**Task input**:
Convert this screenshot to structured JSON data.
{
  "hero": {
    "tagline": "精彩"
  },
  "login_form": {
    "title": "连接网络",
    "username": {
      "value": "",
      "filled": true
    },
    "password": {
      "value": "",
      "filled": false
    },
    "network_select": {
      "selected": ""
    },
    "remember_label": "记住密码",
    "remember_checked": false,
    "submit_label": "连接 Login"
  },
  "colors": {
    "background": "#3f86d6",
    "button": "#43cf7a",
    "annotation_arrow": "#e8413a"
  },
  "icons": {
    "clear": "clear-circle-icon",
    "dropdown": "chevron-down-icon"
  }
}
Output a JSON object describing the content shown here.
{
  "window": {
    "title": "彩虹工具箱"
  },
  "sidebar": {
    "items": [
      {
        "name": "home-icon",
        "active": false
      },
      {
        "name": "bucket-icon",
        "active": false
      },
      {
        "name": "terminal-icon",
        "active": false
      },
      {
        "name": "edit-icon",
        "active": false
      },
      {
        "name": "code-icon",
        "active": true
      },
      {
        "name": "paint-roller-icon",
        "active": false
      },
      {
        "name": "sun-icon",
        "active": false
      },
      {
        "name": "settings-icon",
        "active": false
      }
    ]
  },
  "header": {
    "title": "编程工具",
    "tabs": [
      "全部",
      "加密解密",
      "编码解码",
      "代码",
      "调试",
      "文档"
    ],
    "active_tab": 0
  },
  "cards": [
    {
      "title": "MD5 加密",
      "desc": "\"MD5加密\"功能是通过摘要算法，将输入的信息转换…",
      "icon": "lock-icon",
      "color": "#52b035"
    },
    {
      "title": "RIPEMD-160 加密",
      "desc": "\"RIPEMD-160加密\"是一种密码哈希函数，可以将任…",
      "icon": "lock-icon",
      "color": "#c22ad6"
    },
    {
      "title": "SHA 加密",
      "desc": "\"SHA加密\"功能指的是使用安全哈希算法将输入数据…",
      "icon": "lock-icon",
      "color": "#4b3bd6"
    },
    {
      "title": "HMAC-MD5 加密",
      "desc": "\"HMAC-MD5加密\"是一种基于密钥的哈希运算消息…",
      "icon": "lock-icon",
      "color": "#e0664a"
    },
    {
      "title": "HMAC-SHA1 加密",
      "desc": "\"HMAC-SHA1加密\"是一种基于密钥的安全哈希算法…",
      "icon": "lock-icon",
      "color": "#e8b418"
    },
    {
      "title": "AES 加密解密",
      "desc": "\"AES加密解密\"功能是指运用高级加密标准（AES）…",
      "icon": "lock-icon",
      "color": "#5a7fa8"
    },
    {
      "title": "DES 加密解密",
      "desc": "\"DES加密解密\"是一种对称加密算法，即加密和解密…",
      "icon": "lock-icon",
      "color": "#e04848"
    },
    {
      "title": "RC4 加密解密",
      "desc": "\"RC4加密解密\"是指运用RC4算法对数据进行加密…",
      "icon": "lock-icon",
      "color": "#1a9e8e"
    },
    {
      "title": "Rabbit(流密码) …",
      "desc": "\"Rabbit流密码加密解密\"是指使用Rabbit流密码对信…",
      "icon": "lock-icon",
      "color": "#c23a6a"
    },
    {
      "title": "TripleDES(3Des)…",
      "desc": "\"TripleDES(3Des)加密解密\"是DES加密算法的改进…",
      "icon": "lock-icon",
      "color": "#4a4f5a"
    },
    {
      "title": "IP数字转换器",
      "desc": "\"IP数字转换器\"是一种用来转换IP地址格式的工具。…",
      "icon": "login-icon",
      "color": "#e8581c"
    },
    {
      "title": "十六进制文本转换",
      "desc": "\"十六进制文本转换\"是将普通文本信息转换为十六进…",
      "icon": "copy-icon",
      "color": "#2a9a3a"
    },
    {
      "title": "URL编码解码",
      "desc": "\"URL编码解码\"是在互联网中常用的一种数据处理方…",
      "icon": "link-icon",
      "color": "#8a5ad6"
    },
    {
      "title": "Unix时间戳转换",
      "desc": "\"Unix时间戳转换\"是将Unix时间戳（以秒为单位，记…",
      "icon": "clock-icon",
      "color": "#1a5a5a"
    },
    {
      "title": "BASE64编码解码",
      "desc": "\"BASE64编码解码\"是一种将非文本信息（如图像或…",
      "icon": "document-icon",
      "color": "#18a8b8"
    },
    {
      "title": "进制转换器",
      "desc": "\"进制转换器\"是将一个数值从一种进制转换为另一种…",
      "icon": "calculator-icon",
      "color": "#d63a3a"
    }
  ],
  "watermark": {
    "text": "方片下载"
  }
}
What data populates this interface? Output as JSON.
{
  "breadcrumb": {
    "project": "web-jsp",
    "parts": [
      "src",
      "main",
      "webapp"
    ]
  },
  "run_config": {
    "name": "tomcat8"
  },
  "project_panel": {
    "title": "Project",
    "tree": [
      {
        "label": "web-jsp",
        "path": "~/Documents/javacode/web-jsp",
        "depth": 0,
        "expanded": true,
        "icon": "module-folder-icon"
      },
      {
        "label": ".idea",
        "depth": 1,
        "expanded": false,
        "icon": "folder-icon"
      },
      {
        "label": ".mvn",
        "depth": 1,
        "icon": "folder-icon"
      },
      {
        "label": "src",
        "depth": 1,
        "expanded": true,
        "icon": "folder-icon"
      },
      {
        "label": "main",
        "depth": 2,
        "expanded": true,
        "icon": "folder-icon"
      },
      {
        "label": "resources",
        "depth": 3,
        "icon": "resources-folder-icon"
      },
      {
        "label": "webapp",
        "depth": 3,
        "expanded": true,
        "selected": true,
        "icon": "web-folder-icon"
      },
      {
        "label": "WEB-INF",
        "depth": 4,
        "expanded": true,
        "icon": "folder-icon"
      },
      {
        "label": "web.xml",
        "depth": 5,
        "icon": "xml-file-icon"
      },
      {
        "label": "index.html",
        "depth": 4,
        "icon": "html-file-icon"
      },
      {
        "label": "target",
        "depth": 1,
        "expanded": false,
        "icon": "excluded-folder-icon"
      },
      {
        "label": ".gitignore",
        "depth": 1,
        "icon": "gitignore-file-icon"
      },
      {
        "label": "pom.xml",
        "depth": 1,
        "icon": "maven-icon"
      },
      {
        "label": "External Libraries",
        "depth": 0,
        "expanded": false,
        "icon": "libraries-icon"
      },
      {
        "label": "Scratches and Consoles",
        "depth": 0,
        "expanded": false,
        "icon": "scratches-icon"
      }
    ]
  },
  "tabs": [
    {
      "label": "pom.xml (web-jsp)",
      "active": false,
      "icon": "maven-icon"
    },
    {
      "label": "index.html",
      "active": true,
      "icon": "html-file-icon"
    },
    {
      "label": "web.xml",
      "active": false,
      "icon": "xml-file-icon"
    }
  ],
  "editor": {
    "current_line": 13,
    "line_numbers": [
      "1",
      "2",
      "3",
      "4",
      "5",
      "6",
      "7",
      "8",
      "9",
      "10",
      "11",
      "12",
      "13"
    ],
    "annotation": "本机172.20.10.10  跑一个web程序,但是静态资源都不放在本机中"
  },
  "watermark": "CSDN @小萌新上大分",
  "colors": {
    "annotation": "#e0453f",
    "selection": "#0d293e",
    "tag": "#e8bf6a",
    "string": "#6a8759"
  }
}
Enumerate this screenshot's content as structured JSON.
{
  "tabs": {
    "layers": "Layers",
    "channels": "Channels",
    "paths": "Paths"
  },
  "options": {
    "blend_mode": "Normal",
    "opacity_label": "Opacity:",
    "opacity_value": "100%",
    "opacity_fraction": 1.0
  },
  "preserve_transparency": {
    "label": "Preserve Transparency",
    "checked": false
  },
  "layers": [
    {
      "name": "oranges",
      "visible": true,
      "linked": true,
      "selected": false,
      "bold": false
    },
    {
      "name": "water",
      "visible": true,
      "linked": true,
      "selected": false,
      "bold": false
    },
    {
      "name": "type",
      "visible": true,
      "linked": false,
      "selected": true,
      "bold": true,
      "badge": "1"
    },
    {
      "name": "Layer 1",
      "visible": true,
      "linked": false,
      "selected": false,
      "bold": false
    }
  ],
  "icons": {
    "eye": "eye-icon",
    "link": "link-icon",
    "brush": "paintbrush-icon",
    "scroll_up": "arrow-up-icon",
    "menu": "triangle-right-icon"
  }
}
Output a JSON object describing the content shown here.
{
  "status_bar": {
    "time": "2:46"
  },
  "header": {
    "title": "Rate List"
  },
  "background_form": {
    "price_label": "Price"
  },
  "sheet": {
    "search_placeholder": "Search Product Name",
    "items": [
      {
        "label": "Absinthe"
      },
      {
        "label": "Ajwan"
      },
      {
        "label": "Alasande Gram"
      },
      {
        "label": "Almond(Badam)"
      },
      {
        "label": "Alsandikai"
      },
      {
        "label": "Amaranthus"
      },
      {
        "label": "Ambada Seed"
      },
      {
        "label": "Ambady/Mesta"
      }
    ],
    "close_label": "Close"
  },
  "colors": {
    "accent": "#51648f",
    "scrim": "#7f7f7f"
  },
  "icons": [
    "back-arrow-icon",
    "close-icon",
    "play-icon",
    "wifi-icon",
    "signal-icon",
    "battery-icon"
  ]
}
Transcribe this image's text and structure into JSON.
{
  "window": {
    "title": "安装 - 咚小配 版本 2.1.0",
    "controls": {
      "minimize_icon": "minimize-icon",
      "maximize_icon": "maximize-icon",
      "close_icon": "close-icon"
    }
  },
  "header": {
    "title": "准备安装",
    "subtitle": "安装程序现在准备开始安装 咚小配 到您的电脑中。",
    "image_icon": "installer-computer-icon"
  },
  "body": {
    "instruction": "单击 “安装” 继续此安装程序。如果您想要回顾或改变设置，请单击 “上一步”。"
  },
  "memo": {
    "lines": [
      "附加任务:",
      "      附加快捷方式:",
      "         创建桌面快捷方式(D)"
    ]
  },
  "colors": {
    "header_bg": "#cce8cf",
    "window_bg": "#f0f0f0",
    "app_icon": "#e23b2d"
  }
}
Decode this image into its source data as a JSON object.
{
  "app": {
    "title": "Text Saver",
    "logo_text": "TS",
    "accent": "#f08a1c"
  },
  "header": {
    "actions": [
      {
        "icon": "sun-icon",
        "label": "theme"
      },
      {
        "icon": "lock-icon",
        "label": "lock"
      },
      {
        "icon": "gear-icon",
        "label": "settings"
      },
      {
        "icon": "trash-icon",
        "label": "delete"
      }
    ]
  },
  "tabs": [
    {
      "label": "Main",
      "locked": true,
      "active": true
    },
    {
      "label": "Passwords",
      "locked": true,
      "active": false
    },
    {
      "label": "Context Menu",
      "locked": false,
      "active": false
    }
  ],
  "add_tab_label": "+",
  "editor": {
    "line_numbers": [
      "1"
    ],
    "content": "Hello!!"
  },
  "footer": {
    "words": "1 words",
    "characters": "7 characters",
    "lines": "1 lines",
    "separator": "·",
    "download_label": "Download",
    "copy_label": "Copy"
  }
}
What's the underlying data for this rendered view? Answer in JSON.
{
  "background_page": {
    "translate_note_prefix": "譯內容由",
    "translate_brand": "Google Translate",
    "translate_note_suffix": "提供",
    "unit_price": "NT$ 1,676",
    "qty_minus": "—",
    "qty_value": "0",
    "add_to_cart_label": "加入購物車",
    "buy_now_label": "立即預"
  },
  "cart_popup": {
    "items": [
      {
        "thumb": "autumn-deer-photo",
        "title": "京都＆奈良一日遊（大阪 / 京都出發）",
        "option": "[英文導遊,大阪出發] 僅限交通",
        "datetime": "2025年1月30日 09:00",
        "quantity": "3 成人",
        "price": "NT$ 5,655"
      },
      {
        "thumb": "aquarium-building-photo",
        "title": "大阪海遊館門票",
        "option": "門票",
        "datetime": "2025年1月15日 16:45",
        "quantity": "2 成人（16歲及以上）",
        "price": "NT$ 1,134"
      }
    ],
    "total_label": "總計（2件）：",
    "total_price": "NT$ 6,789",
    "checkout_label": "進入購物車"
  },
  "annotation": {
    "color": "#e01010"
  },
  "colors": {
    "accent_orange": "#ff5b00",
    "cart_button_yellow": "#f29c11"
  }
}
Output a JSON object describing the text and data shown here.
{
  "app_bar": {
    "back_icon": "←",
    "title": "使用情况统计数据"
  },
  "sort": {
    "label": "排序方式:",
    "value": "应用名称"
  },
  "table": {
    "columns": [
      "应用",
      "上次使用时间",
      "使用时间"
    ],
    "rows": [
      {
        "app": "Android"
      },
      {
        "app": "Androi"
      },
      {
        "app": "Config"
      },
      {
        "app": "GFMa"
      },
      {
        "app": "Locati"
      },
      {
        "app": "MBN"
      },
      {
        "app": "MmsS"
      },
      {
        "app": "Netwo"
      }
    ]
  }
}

**Task requirements**: From the listing, copy each line containing the word "URL编码解码".

**Result**:
      "title": "URL编码解码",
      "desc": "\"URL编码解码\"是在互联网中常用的一种数据处理方…",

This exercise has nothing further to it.